Trecho do texto:
O óbvio aconteceu. Depois de meses das primeiras denúncias sobre um cerco montado por pistoleiros em volta das terras Guarani-Kaiowá no Mato Grosso do Sul, um indígena foi assassinado.

O crime foi cometido pela Polícia Militar na manhã do dia 18 de setembro durante uma operação dos policiais, em conjunto com pistoleiros, na Terra Indígena (TI) Nhanderu Marangatu. A PM foi até a terra por ordem da parlamentar do partido de Bolsonaro (PL), Luana Ruiz.

É evidente que os responsáveis imediatos e centrais pelo crime são o latifúndio bolsonarista do Mato Grosso do Sul e seus agentes oficiais e paramilitares, que movem uma verdadeira operação de guerra contra os Guarani-Kaiowá em diferentes municípios do estado.

Mas o governo federal também tem sua cota de responsabilidade na tragédia. Até agora, o Ministério dos Povos Indígenas (MPI) não disse nada sobre o assunto. Nem o presidente Luiz Inácio. Como a PM responde ao governo do Estado, é provável que o governo, se vier a tratar da situação, tente se isentar de qualquer culpa.

Mas foi o governo federal que, frente há meses de uma operação de cerco e aniquilamento contra os Guarani-Kaiowá, não ordenou que as tropas federais, da Força Nacional ou Polícia Federal, agissem com dureza contra a pistolagem. Desde julho, o AND acompanha a situação no MS. As reportagens in loco registraram as viaturas da Força Nacional ao lado dos acampamentos dos pistoleiros, sem que nada fizessem. À noite, quando holofotes eram ligados contra os Guarani-Kaiowá para impedir o sono das famílias, as tropas continuavam inertes.

E o povo brasileiro lembra de quando, nesse cenário de guerra, as tropas da Força Nacional abandonaram (!) as redondezas da retomadas Pikyxyin, Kurapa’yty e Yvy Ajere, em Douradina, abrindo espaço para a livre atuação dos pistoleiros, que deixaram 10 indígenas feridos. Depois do absurdo, nacionalmente denunciado, não houve nenhuma cobrança pública por parte do MPI ou de Luiz Inácio sobre a atuação das tropas. Não houve abertura de investigação para saber o porquê do abandono das terras e averiguar as denúncias dos Guarani-Kaiowá de que se tratou de conluio das tropas federais e pistoleiros.

Dados fornecidos:
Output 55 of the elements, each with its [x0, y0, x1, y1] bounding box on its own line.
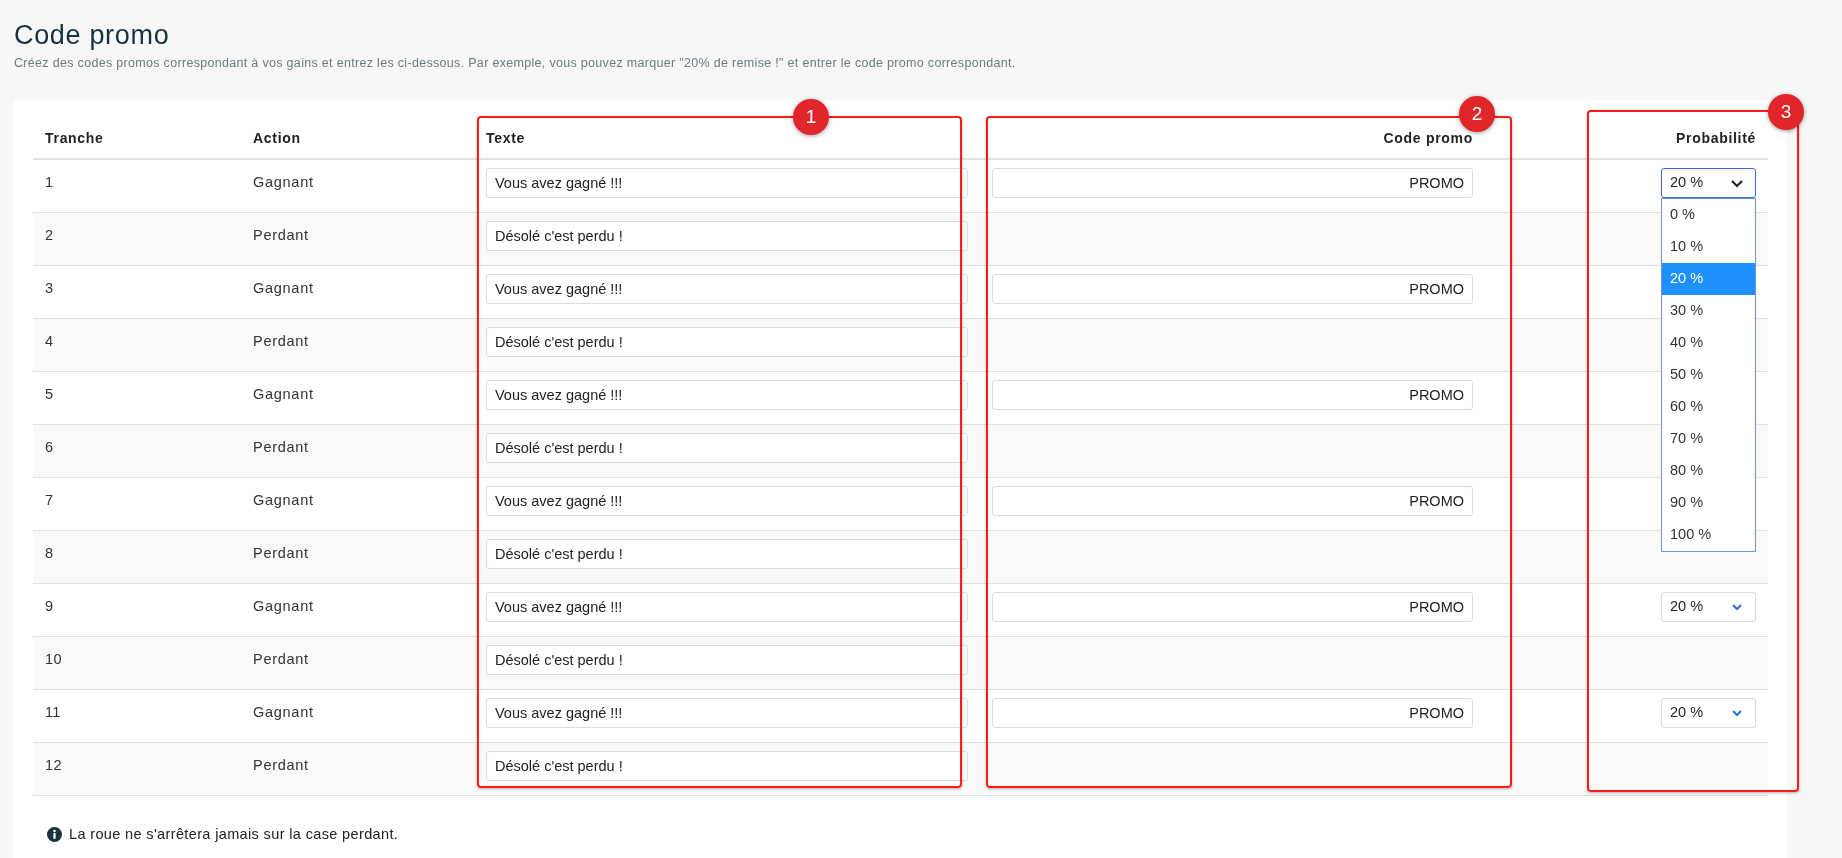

O problema:
Copie de novo a parte do texto sobre os Guarani-Kaiowá que começa em "E o povo brasileiro" e termina depois de "federais e pistoleiros.". Nela, troque "pistoleiros" por "jagunços".

Resposta completa:
E o povo brasileiro lembra de quando, nesse cenário de guerra, as tropas da Força Nacional abandonaram (!) as redondezas da retomadas Pikyxyin, Kurapa’yty e Yvy Ajere, em Douradina, abrindo espaço para a livre atuação dos jagunços, que deixaram 10 indígenas feridos. Depois do absurdo, nacionalmente denunciado, não houve nenhuma cobrança pública por parte do MPI ou de Luiz Inácio sobre a atuação das tropas. Não houve abertura de investigação para saber o porquê do abandono das terras e averiguar as denúncias dos Guarani-Kaiowá de que se tratou de conluio das tropas federais e jagunços.